Report every line in the listing below where the string "JSON" shows up.

++++++++++++++++++++

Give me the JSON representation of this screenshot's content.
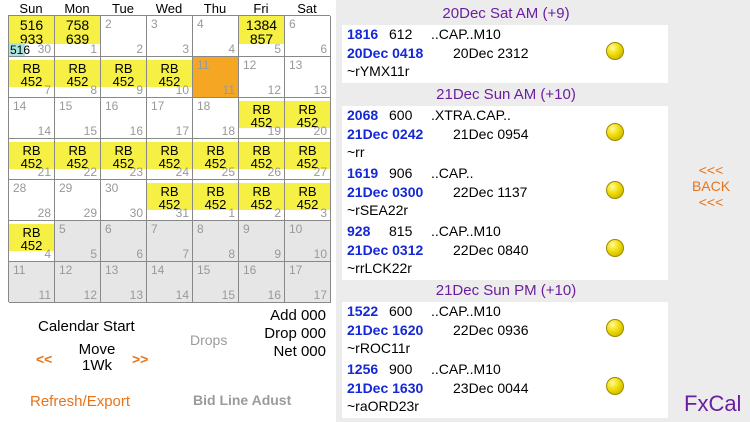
{
  "calendar": {
    "weekdays": [
      "Sun",
      "Mon",
      "Tue",
      "Wed",
      "Thu",
      "Fri",
      "Sat"
    ],
    "weeks": [
      [
        {
          "style": "yellow",
          "lines": [
            "516",
            "933"
          ],
          "tag": "516",
          "corner": "30"
        },
        {
          "style": "yellow",
          "lines": [
            "758",
            "639"
          ],
          "corner": "1"
        },
        {
          "style": "white",
          "top": "2",
          "corner": "2"
        },
        {
          "style": "white",
          "top": "3",
          "corner": "3"
        },
        {
          "style": "white",
          "top": "4",
          "corner": "4"
        },
        {
          "style": "yellow",
          "lines": [
            "1384",
            "857"
          ],
          "corner": "5"
        },
        {
          "style": "white",
          "top": "6",
          "corner": "6"
        }
      ],
      [
        {
          "style": "yellow-rb",
          "lines": [
            "RB",
            "452"
          ],
          "corner": "7"
        },
        {
          "style": "yellow-rb",
          "lines": [
            "RB",
            "452"
          ],
          "corner": "8"
        },
        {
          "style": "yellow-rb",
          "lines": [
            "RB",
            "452"
          ],
          "corner": "9"
        },
        {
          "style": "yellow-rb",
          "lines": [
            "RB",
            "452"
          ],
          "corner": "10"
        },
        {
          "style": "orange",
          "top": "11",
          "corner": "11"
        },
        {
          "style": "white",
          "top": "12",
          "corner": "12"
        },
        {
          "style": "white",
          "top": "13",
          "corner": "13"
        }
      ],
      [
        {
          "style": "white",
          "top": "14",
          "corner": "14"
        },
        {
          "style": "white",
          "top": "15",
          "corner": "15"
        },
        {
          "style": "white",
          "top": "16",
          "corner": "16"
        },
        {
          "style": "white",
          "top": "17",
          "corner": "17"
        },
        {
          "style": "white",
          "top": "18",
          "corner": "18"
        },
        {
          "style": "yellow-rb",
          "lines": [
            "RB",
            "452"
          ],
          "corner": "19"
        },
        {
          "style": "yellow-rb",
          "lines": [
            "RB",
            "452"
          ],
          "corner": "20"
        }
      ],
      [
        {
          "style": "yellow-rb",
          "lines": [
            "RB",
            "452"
          ],
          "corner": "21"
        },
        {
          "style": "yellow-rb",
          "lines": [
            "RB",
            "452"
          ],
          "corner": "22"
        },
        {
          "style": "yellow-rb",
          "lines": [
            "RB",
            "452"
          ],
          "corner": "23"
        },
        {
          "style": "yellow-rb",
          "lines": [
            "RB",
            "452"
          ],
          "corner": "24"
        },
        {
          "style": "yellow-rb",
          "lines": [
            "RB",
            "452"
          ],
          "corner": "25"
        },
        {
          "style": "yellow-rb",
          "lines": [
            "RB",
            "452"
          ],
          "corner": "26"
        },
        {
          "style": "yellow-rb",
          "lines": [
            "RB",
            "452"
          ],
          "corner": "27"
        }
      ],
      [
        {
          "style": "white",
          "top": "28",
          "corner": "28"
        },
        {
          "style": "white",
          "top": "29",
          "corner": "29"
        },
        {
          "style": "white",
          "top": "30",
          "corner": "30"
        },
        {
          "style": "yellow-rb",
          "lines": [
            "RB",
            "452"
          ],
          "corner": "31"
        },
        {
          "style": "yellow-rb",
          "lines": [
            "RB",
            "452"
          ],
          "corner": "1"
        },
        {
          "style": "yellow-rb",
          "lines": [
            "RB",
            "452"
          ],
          "corner": "2"
        },
        {
          "style": "yellow-rb",
          "lines": [
            "RB",
            "452"
          ],
          "corner": "3"
        }
      ],
      [
        {
          "style": "yellow-rb",
          "lines": [
            "RB",
            "452"
          ],
          "corner": "4"
        },
        {
          "style": "grey",
          "top": "5",
          "corner": "5"
        },
        {
          "style": "grey",
          "top": "6",
          "corner": "6"
        },
        {
          "style": "grey",
          "top": "7",
          "corner": "7"
        },
        {
          "style": "grey",
          "top": "8",
          "corner": "8"
        },
        {
          "style": "grey",
          "top": "9",
          "corner": "9"
        },
        {
          "style": "grey",
          "top": "10",
          "corner": "10"
        }
      ],
      [
        {
          "style": "grey",
          "top": "11",
          "corner": "11"
        },
        {
          "style": "grey",
          "top": "12",
          "corner": "12"
        },
        {
          "style": "grey",
          "top": "13",
          "corner": "13"
        },
        {
          "style": "grey",
          "top": "14",
          "corner": "14"
        },
        {
          "style": "grey",
          "top": "15",
          "corner": "15"
        },
        {
          "style": "grey",
          "top": "16",
          "corner": "16"
        },
        {
          "style": "grey",
          "top": "17",
          "corner": "17"
        }
      ]
    ]
  },
  "controls": {
    "calendar_start": "Calendar Start",
    "drops_label": "Drops",
    "add": "Add 000",
    "drop": "Drop 000",
    "net": "Net 000",
    "prev": "<<",
    "move_line1": "Move",
    "move_line2": "1Wk",
    "next": ">>",
    "refresh_export": "Refresh/Export",
    "bid_line_adjust": "Bid Line Adust"
  },
  "sections": [
    {
      "header": "20Dec Sat AM   (+9)",
      "trips": [
        {
          "id": "1816",
          "pay": "612",
          "route": "..CAP..M10",
          "dep": "20Dec 0418",
          "arr": "20Dec 2312",
          "code": "~rYMX11r"
        }
      ]
    },
    {
      "header": "21Dec Sun AM   (+10)",
      "trips": [
        {
          "id": "2068",
          "pay": "600",
          "route": ".XTRA.CAP..",
          "dep": "21Dec 0242",
          "arr": "21Dec 0954",
          "code": "~rr"
        },
        {
          "id": "1619",
          "pay": "906",
          "route": "..CAP..",
          "dep": "21Dec 0300",
          "arr": "22Dec 1137",
          "code": "~rSEA22r"
        },
        {
          "id": "928",
          "pay": "815",
          "route": "..CAP..M10",
          "dep": "21Dec 0312",
          "arr": "22Dec 0840",
          "code": "~rrLCK22r"
        }
      ]
    },
    {
      "header": "21Dec Sun PM   (+10)",
      "trips": [
        {
          "id": "1522",
          "pay": "600",
          "route": "..CAP..M10",
          "dep": "21Dec 1620",
          "arr": "22Dec 0936",
          "code": "~rROC11r"
        },
        {
          "id": "1256",
          "pay": "900",
          "route": "..CAP..M10",
          "dep": "21Dec 1630",
          "arr": "23Dec 0044",
          "code": "~raORD23r"
        }
      ]
    }
  ],
  "side": {
    "back_top": "<<<",
    "back_label": "BACK",
    "back_bottom": "<<<",
    "brand": "FxCal"
  },
  "colors": {
    "highlight": "#f5f043",
    "today": "#f5a623",
    "tag": "#a9e5e0",
    "accent_orange": "#e8741a",
    "accent_purple": "#6b1fa0",
    "trip_blue": "#1428d8"
  }
}
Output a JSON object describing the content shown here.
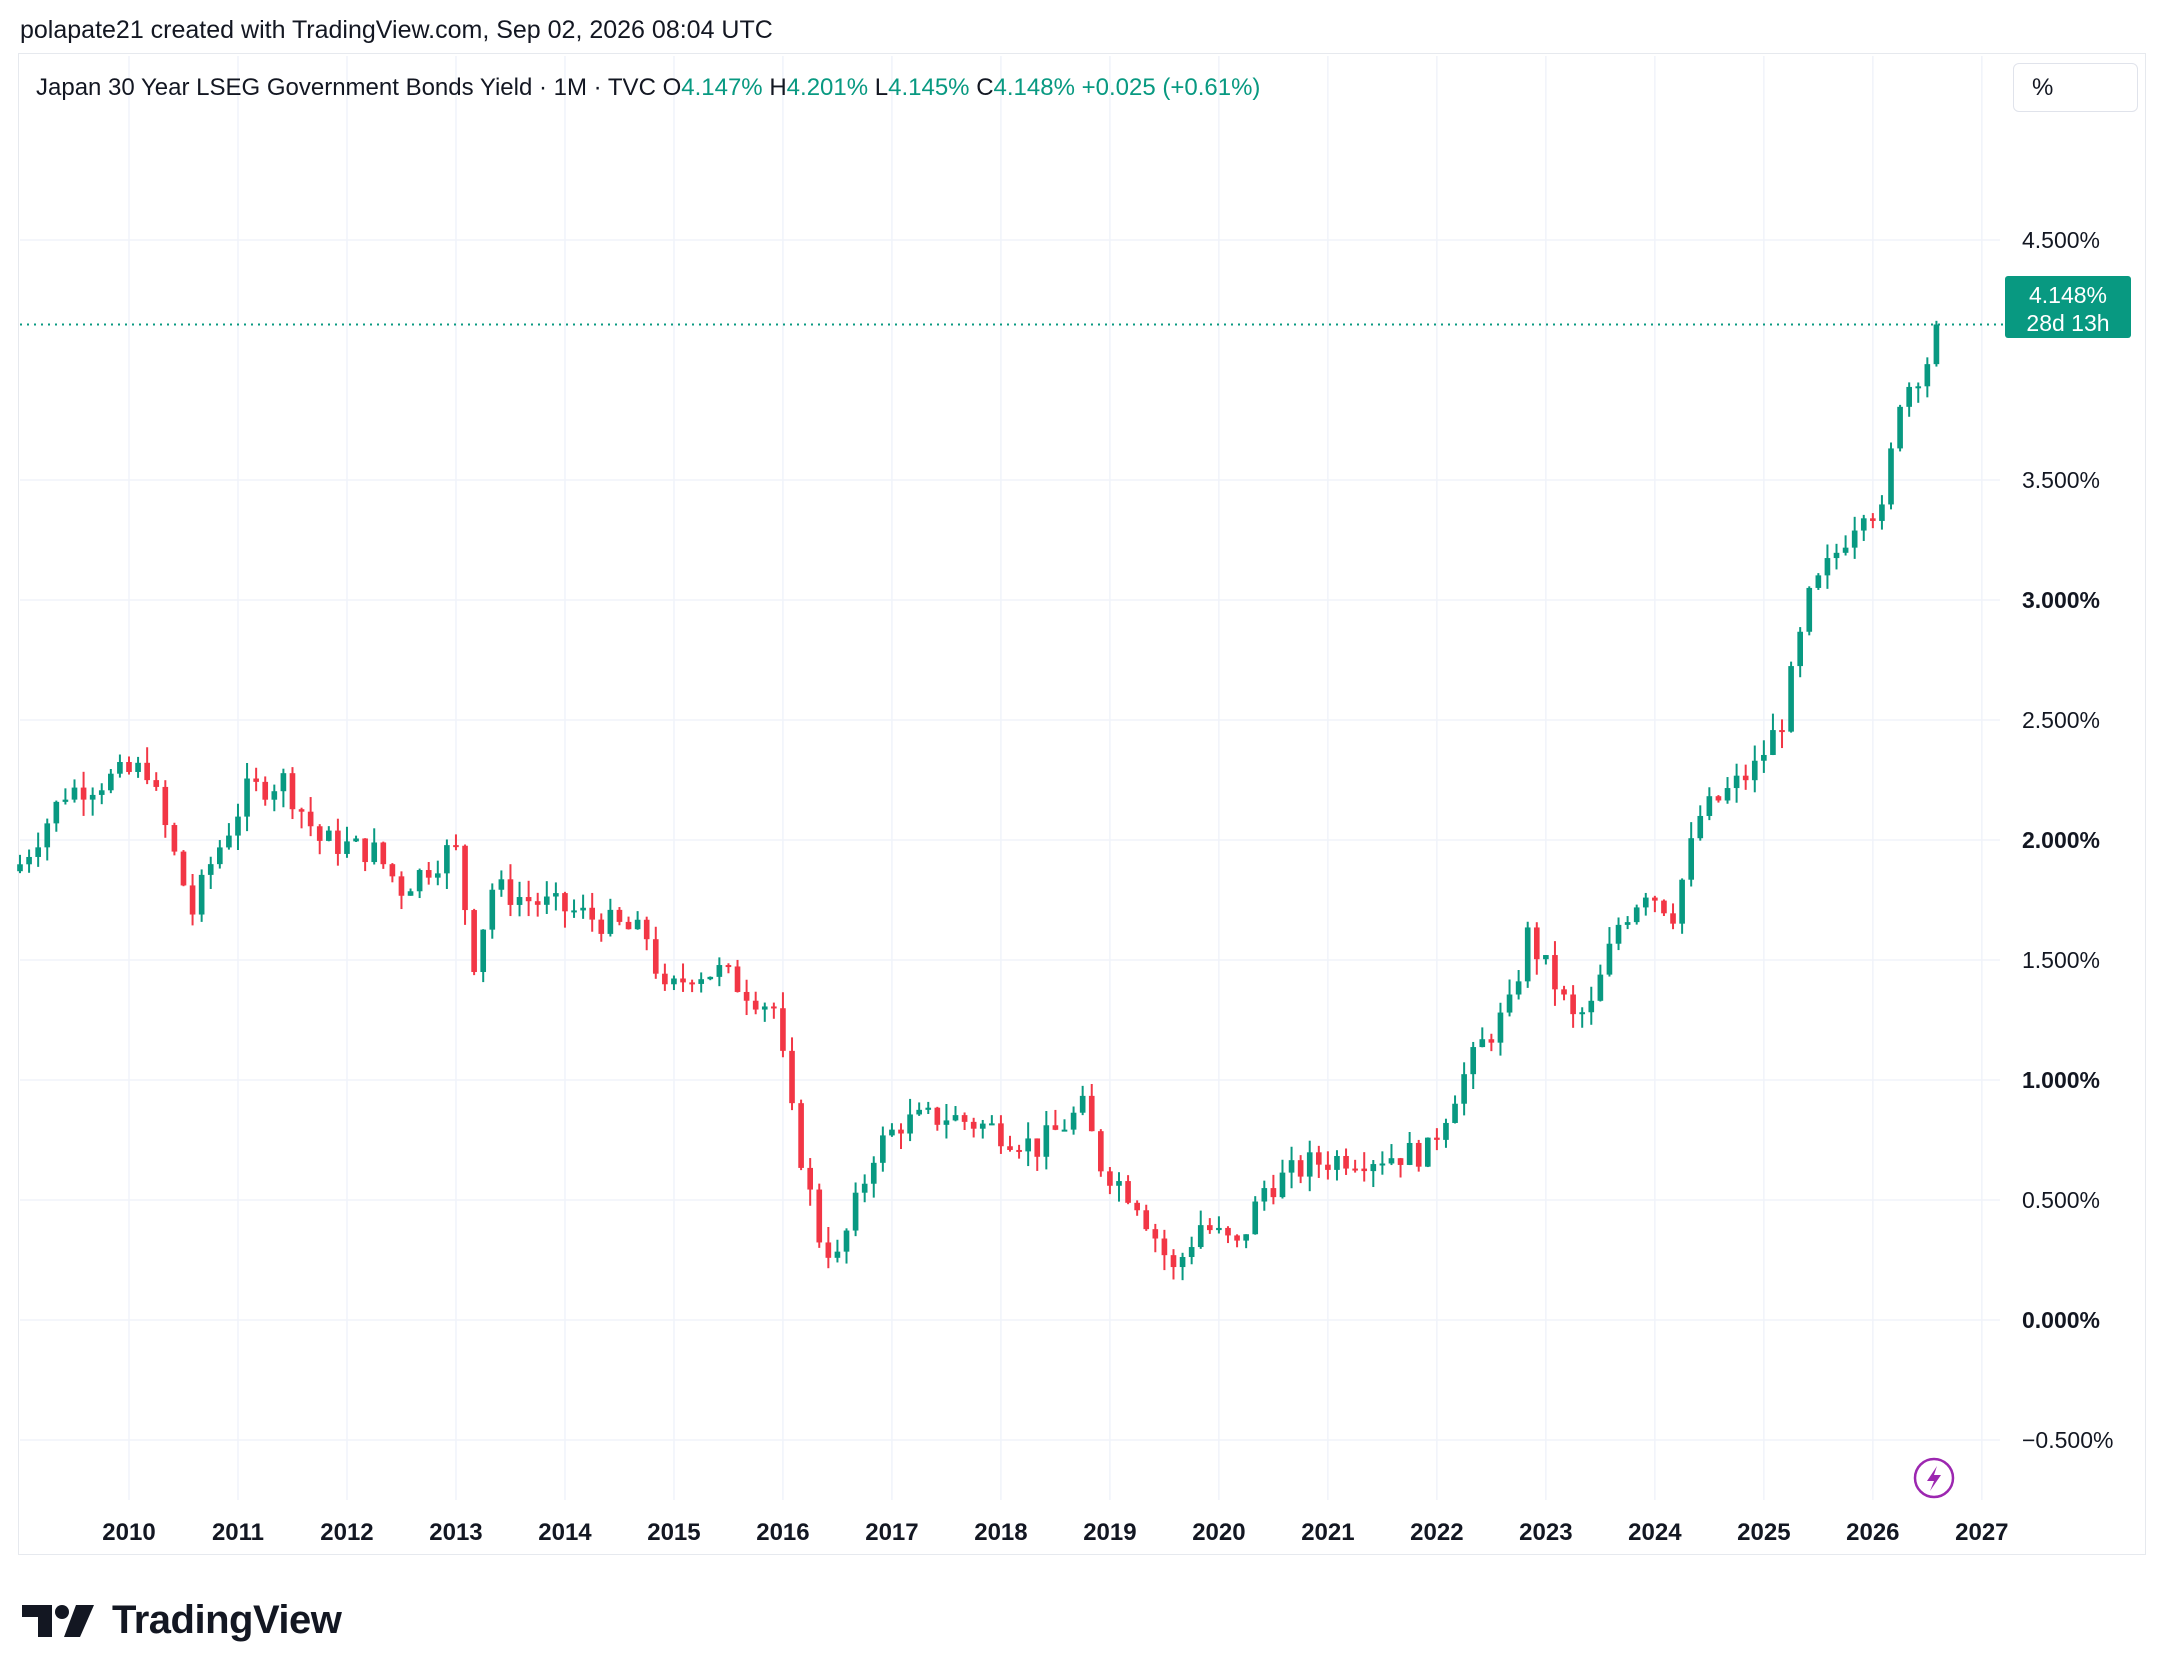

++++++++++++++++++++

**The answer**:
Give me the JSON representation of this screenshot's content.
Output a JSON object describing the content shown here.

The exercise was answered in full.